### Text segment
--- START ---

Kalophrynus nubicola
- Conservation status: Least Concern (IUCN 3.1)

Scientific classification
- Kingdom: Animalia
- Phylum: Chordata
- Class: Amphibia
- Order: Anura
- Family: Microhylidae
- Genus: Kalophrynus
- Species: K. nubicola
- Binomial name: Kalophrynus nubicola Dring, 1983

= Kalophrynus nubicola =

- Authority: Dring, 1983
- Conservation status: LC

Species of frog

Kalophrynus nubicola is a species of frog in the family Microhylidae. It is endemic to Sarawak in Malaysian Borneo and is only known from the Gunung Mulu National Park. The specific name nubicola means "dwelling in cloud". Common names blue-spotted sticky frog and mossy-forest sticky frog has been coined for this species.

--- END ---

### Dataset extract
--- START ---

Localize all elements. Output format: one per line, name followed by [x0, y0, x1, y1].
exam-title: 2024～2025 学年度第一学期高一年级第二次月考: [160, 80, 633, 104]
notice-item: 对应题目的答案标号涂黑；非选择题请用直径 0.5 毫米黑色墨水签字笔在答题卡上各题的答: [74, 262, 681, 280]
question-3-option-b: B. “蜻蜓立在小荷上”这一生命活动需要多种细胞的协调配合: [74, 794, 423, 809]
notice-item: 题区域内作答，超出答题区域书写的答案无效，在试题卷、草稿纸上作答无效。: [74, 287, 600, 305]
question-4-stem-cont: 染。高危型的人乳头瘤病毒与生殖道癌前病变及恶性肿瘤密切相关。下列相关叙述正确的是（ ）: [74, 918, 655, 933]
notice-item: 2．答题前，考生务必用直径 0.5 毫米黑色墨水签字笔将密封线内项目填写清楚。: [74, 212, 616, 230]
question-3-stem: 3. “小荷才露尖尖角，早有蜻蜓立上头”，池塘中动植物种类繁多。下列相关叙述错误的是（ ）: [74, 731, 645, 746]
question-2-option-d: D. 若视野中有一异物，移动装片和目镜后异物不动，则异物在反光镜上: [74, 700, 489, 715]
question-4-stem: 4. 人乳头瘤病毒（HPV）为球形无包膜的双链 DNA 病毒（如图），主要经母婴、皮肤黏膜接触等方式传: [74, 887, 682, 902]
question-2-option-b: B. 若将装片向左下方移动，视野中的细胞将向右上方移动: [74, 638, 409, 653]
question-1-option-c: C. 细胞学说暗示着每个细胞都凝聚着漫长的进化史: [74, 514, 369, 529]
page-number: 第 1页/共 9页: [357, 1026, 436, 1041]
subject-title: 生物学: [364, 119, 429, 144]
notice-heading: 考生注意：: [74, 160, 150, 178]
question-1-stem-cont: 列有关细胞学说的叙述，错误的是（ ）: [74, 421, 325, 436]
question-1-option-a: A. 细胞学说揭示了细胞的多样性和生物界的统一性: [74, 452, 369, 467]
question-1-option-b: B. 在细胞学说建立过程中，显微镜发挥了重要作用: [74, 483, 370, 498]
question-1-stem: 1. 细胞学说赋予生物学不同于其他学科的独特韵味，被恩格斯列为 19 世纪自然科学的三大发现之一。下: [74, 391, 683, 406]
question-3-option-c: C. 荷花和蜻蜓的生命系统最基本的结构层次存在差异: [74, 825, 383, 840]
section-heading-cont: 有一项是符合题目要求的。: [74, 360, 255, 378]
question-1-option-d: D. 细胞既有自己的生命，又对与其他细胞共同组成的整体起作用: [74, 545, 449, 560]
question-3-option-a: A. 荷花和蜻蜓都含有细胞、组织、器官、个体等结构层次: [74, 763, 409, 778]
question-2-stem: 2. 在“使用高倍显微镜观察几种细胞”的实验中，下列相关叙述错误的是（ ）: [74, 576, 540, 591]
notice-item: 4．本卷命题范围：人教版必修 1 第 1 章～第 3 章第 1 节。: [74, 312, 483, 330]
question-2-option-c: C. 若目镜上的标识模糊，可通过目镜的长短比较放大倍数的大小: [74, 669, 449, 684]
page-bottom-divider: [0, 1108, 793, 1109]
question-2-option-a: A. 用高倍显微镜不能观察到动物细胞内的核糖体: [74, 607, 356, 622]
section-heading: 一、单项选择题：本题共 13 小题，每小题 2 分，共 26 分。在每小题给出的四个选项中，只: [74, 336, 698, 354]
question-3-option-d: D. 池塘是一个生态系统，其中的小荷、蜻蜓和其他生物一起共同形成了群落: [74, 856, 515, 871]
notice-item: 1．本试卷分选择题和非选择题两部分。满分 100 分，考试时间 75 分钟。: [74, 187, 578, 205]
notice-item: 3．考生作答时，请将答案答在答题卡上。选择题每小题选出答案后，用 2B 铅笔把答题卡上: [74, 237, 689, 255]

--- END ---

### What this exercise asks
(1) Using the text on Kalophrynus nubicola, decide whether each statement agrees with it. Give yes or no for each and quote the words from the text that settle it.
(a) The species is known from only one national park.
(b) The specific name nubicola means "dwelling in moss."
(c) The frog belongs to the family Ranidae.
(2) Pick up the text on Kalophrynus nubicola after its last sentence and carry it on.

### Task-by-task answers
(1)
(a) Yes: "is only known from the Gunung Mulu National Park"
(b) No: "The specific name nubicola means "dwelling in cloud""
(c) No: "is a species of frog in the family Microhylidae"

(2)
==Description==
Males measure 14–24 mm and adult females 21–24 mm in snout–vent length. The overall appearance is stout. The snout is short, rounded in dorsal view and truncate in profile. The tympanum is indistinct. The finger and the toe tips are slightly flattened and obtusely rounded; the toes have some webbing. Skin is smooth to shagreened above and weakly granular below. The dorsal coloration is brown with faint dark mottling. There is a dark-brown-edged yellow chevron on the snout and upper eyelids. The throat and chest are orange, heavily mottled with dark brown. Posteriorly, the belly has a pattern that varies from many small pale spots in a thin brown network, to a few large pale patches. Males have a median subgular vocal sac.

==Habitat and conservation==
Kalophrynus nubicola occurs in montane forests at elevations above 1500 m. It is a terrestrial frog. Breeding presumably takes place in small, temporary forest pools. The known range is within the Gunung Mulu National Park, which is well protected; this species is not considered threatened, despite its relatively small range.